[Opgeslagen rijen]

╔══

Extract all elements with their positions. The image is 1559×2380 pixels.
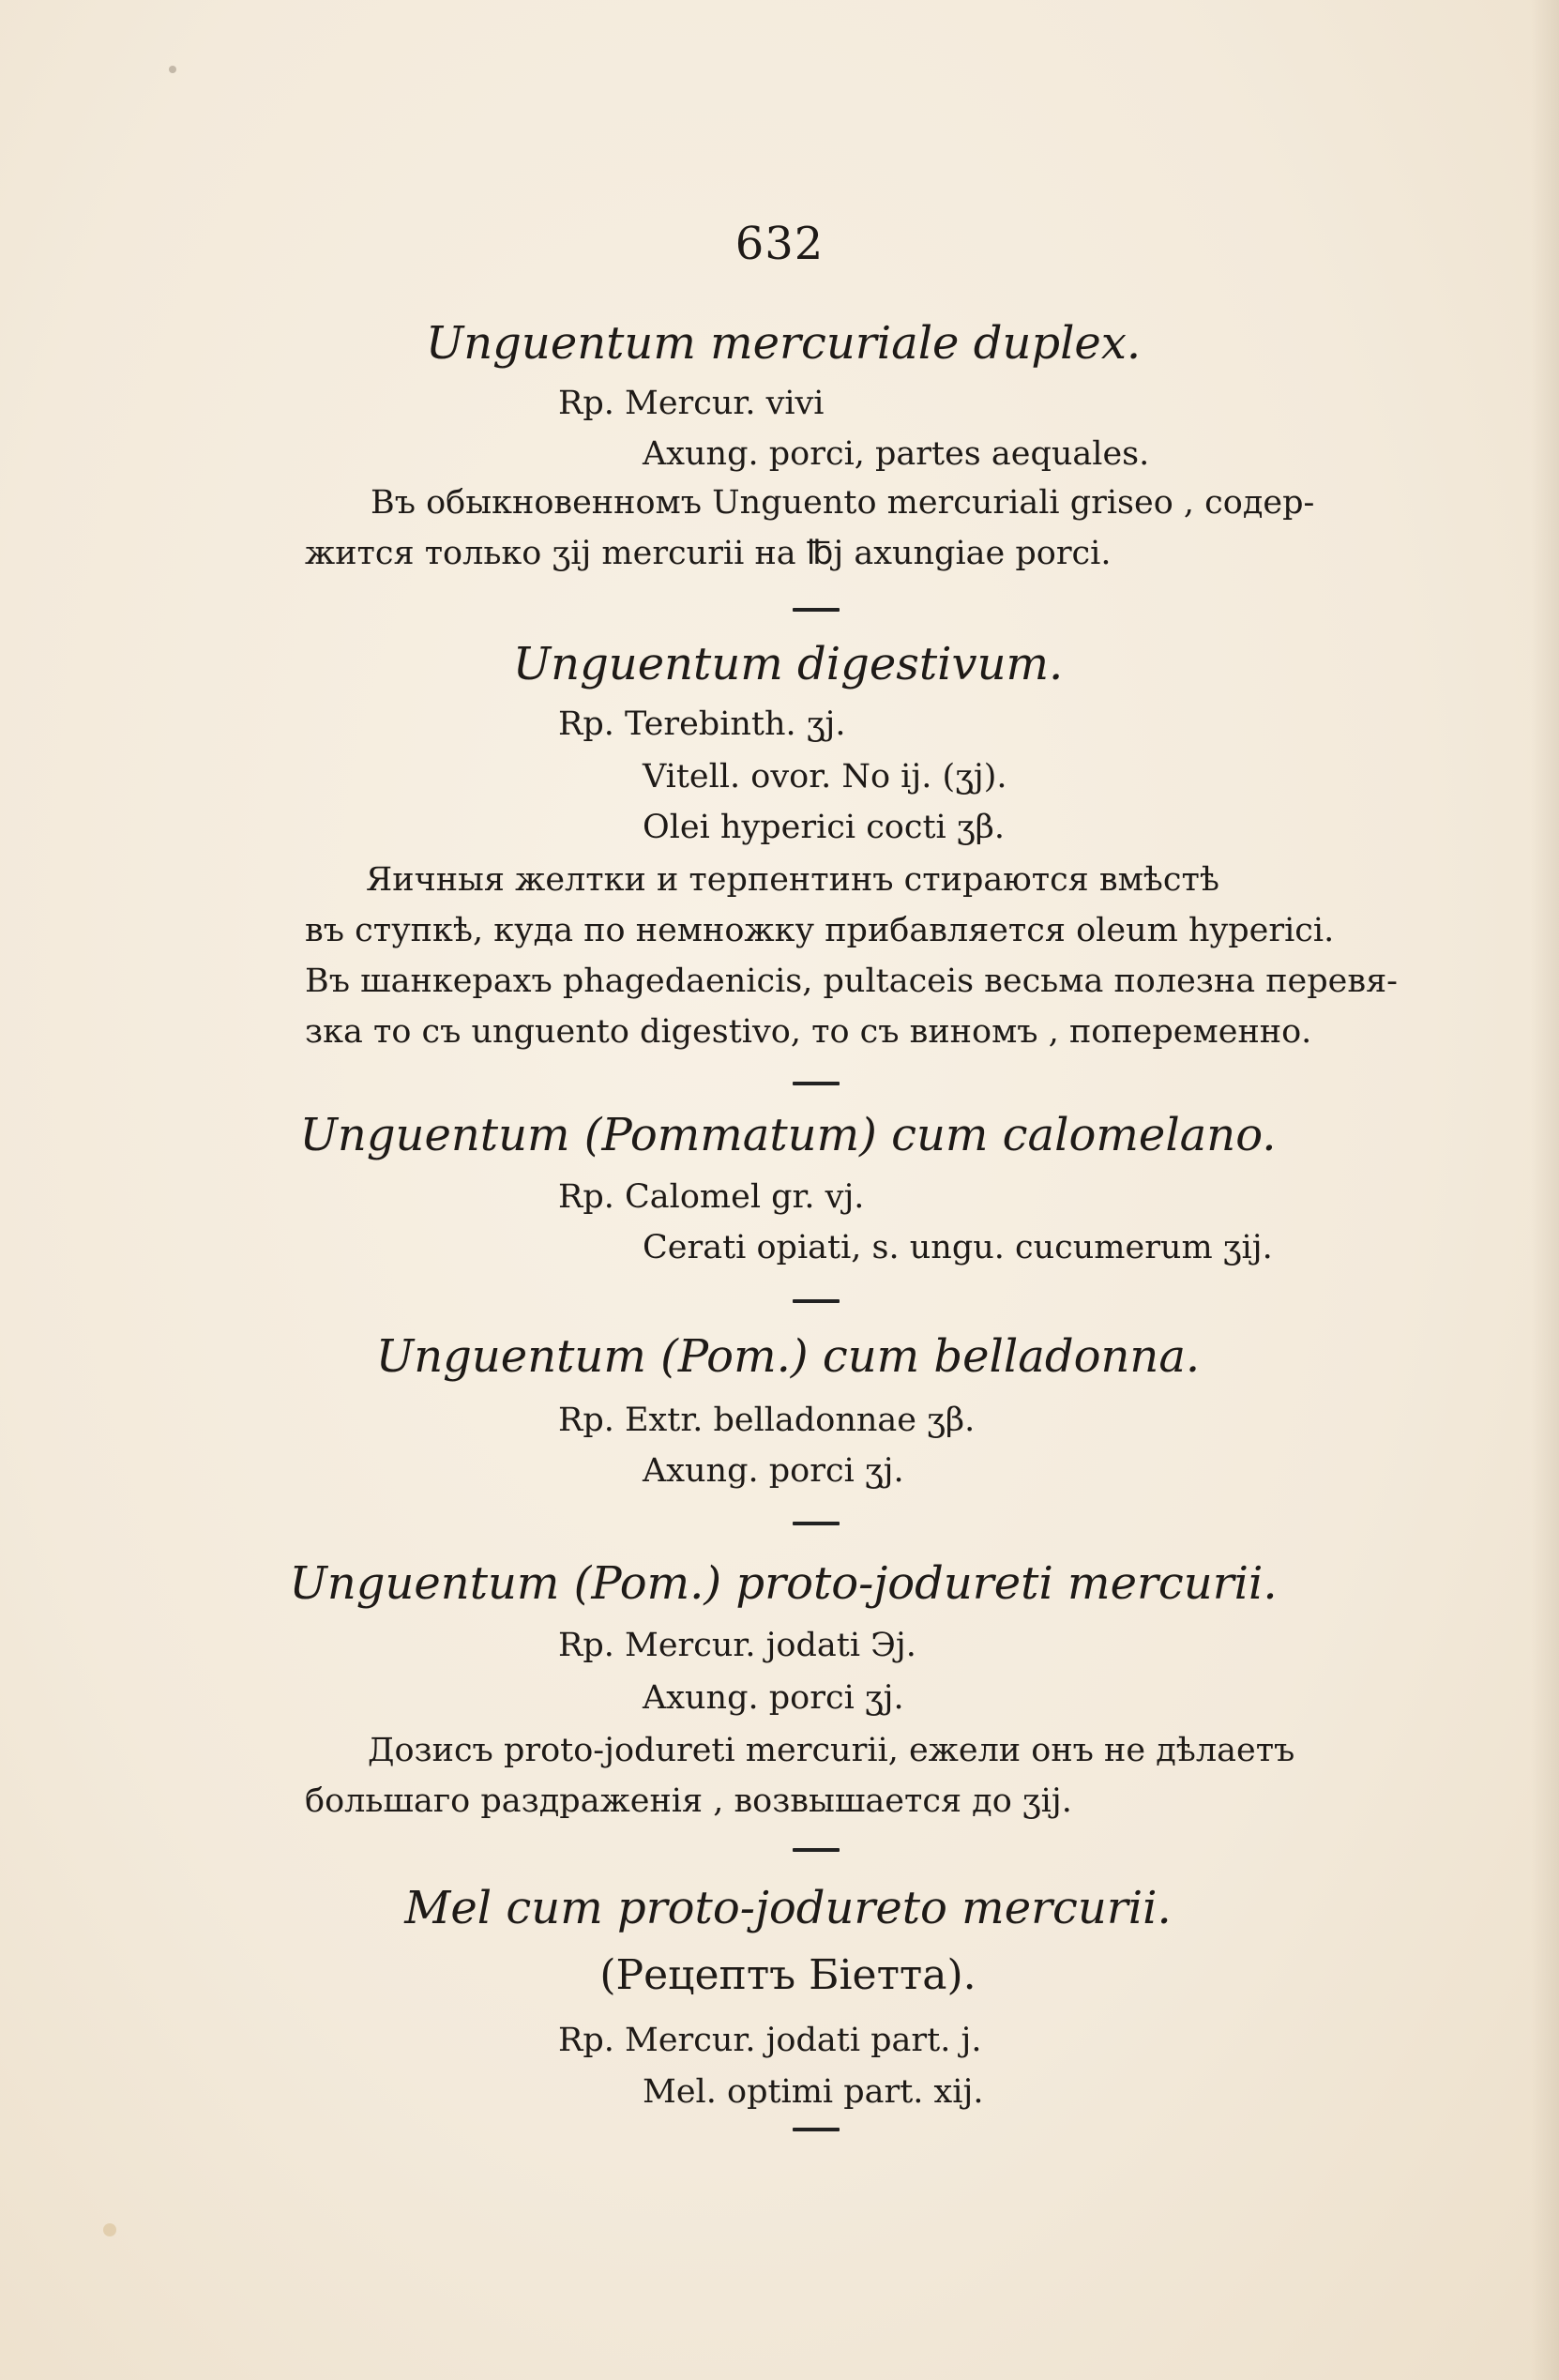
recipe-line: Vitell. ovor. No ij. (ʒj). — [643, 758, 1007, 796]
paragraph-line: большаго раздраженія , возвышается до ʒij. — [305, 1782, 1072, 1820]
recipe-line: Mel. optimi part. xij. — [643, 2073, 984, 2111]
section-divider — [793, 1522, 840, 1525]
recipe-title: Unguentum (Pom.) proto-jodureti mercurii. — [289, 1557, 1278, 1610]
recipe-title: Unguentum mercuriale duplex. — [425, 317, 1142, 370]
section-divider — [793, 1299, 840, 1303]
paper-stain — [103, 2223, 116, 2236]
page-number: 632 — [734, 218, 825, 270]
section-divider — [793, 2128, 840, 2131]
recipe-line: Axung. porci ʒj. — [643, 1679, 904, 1717]
recipe-line: Rp. Extr. belladonnae ʒβ. — [558, 1402, 976, 1439]
paper-speck — [169, 66, 176, 73]
recipe-title: Unguentum (Pommatum) cum calomelano. — [299, 1109, 1277, 1161]
recipe-line: Cerati opiati, s. ungu. cucumerum ʒij. — [643, 1229, 1273, 1266]
recipe-line: Rp. Mercur. jodati part. j. — [558, 2022, 982, 2059]
section-divider — [793, 1082, 840, 1085]
paragraph-line: Яичныя желтки и терпентинъ стираются вмѣстѣ — [366, 861, 1219, 899]
recipe-subtitle: (Рецептъ Біетта). — [599, 1951, 976, 1999]
recipe-title: Unguentum (Pom.) cum belladonna. — [375, 1330, 1201, 1383]
recipe-title: Mel cum proto-jodureto mercurii. — [404, 1882, 1172, 1934]
paragraph-line: зка то съ unguento digestivo, то съ виномъ , попеременно. — [305, 1013, 1312, 1051]
recipe-line: Rp. Mercur. vivi — [558, 385, 825, 422]
recipe-line: Olei hyperici cocti ʒβ. — [643, 809, 1005, 846]
section-divider — [793, 1848, 840, 1852]
recipe-line: Rp. Calomel gr. vj. — [558, 1178, 865, 1216]
paragraph-line: Дозисъ proto-jodureti mercurii, ежели онъ не дѣлаетъ — [368, 1732, 1295, 1769]
recipe-title: Unguentum digestivum. — [512, 638, 1064, 690]
recipe-line: Axung. porci, partes aequales. — [643, 435, 1150, 473]
recipe-line: Axung. porci ʒj. — [643, 1452, 904, 1490]
page-edge-shadow — [1531, 0, 1559, 2380]
section-divider — [793, 608, 840, 612]
recipe-line: Rp. Terebinth. ʒj. — [558, 705, 846, 743]
paragraph-line: Въ обыкновенномъ Unguento mercuriali griseo , содер- — [371, 484, 1315, 522]
paragraph-line: жится только ʒij mercurii на ℔j axungiae porci. — [305, 535, 1112, 572]
paragraph-line: Въ шанкерахъ phagedaenicis, pultaceis весьма полезна перевя- — [305, 963, 1398, 1000]
recipe-line: Rp. Mercur. jodati Эj. — [558, 1627, 916, 1664]
paragraph-line: въ ступкѣ, куда по немножку прибавляется oleum hyperici. — [305, 912, 1335, 949]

╚══

● **GESTELDE OPDRACHT**: Citeer alle rijen hierboven letterlijk en laat de afbeeldingen weg.

● **RESULTAAT OEFENING**:
Extract all elements with their positions. The image is 1559×2380 pixels.
recipe-line: Vitell. ovor. No ij. (ʒj). — [643, 758, 1007, 796]
paragraph-line: большаго раздраженія , возвышается до ʒij. — [305, 1782, 1072, 1820]
recipe-line: Mel. optimi part. xij. — [643, 2073, 984, 2111]
section-divider — [793, 1522, 840, 1525]
recipe-title: Unguentum (Pom.) proto-jodureti mercurii. — [289, 1557, 1278, 1610]
recipe-title: Unguentum mercuriale duplex. — [425, 317, 1142, 370]
section-divider — [793, 1299, 840, 1303]
paper-stain — [103, 2223, 116, 2236]
page-number: 632 — [734, 218, 825, 270]
section-divider — [793, 2128, 840, 2131]
recipe-line: Axung. porci ʒj. — [643, 1679, 904, 1717]
recipe-line: Rp. Extr. belladonnae ʒβ. — [558, 1402, 976, 1439]
paper-speck — [169, 66, 176, 73]
recipe-title: Unguentum (Pommatum) cum calomelano. — [299, 1109, 1277, 1161]
recipe-line: Cerati opiati, s. ungu. cucumerum ʒij. — [643, 1229, 1273, 1266]
recipe-line: Rp. Mercur. jodati part. j. — [558, 2022, 982, 2059]
section-divider — [793, 1082, 840, 1085]
paragraph-line: Яичныя желтки и терпентинъ стираются вмѣстѣ — [366, 861, 1219, 899]
recipe-subtitle: (Рецептъ Біетта). — [599, 1951, 976, 1999]
recipe-title: Unguentum (Pom.) cum belladonna. — [375, 1330, 1201, 1383]
recipe-title: Mel cum proto-jodureto mercurii. — [404, 1882, 1172, 1934]
paragraph-line: зка то съ unguento digestivo, то съ виномъ , попеременно. — [305, 1013, 1312, 1051]
recipe-line: Rp. Mercur. vivi — [558, 385, 825, 422]
recipe-line: Olei hyperici cocti ʒβ. — [643, 809, 1005, 846]
section-divider — [793, 1848, 840, 1852]
recipe-line: Rp. Calomel gr. vj. — [558, 1178, 865, 1216]
paragraph-line: Дозисъ proto-jodureti mercurii, ежели онъ не дѣлаетъ — [368, 1732, 1295, 1769]
recipe-title: Unguentum digestivum. — [512, 638, 1064, 690]
recipe-line: Axung. porci, partes aequales. — [643, 435, 1150, 473]
recipe-line: Axung. porci ʒj. — [643, 1452, 904, 1490]
page-edge-shadow — [1531, 0, 1559, 2380]
section-divider — [793, 608, 840, 612]
recipe-line: Rp. Terebinth. ʒj. — [558, 705, 846, 743]
paragraph-line: Въ обыкновенномъ Unguento mercuriali griseo , содер- — [371, 484, 1315, 522]
paragraph-line: жится только ʒij mercurii на ℔j axungiae porci. — [305, 535, 1112, 572]
paragraph-line: Въ шанкерахъ phagedaenicis, pultaceis весьма полезна перевя- — [305, 963, 1398, 1000]
recipe-line: Rp. Mercur. jodati Эj. — [558, 1627, 916, 1664]
paragraph-line: въ ступкѣ, куда по немножку прибавляется oleum hyperici. — [305, 912, 1335, 949]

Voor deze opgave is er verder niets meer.